#### Provided records

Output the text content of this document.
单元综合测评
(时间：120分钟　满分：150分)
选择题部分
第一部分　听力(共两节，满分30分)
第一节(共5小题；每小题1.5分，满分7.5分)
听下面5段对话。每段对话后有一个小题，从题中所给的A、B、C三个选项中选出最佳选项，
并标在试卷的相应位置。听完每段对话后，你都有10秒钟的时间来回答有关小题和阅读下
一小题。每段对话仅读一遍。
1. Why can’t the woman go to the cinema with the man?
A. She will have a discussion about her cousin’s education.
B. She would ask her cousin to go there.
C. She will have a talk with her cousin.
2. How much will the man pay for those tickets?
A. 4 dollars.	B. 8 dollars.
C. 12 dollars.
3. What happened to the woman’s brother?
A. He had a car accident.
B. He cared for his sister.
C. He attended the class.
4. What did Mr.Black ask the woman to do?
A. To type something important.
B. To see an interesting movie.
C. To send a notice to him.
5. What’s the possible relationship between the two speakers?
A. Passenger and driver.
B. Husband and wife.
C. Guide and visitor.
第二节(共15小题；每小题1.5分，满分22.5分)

#### What you will do
Each line above that holds the string "with" should be copied and shown.

#### Written solution
1. Why can’t the woman go to the cinema with the man?
C. She will have a talk with her cousin.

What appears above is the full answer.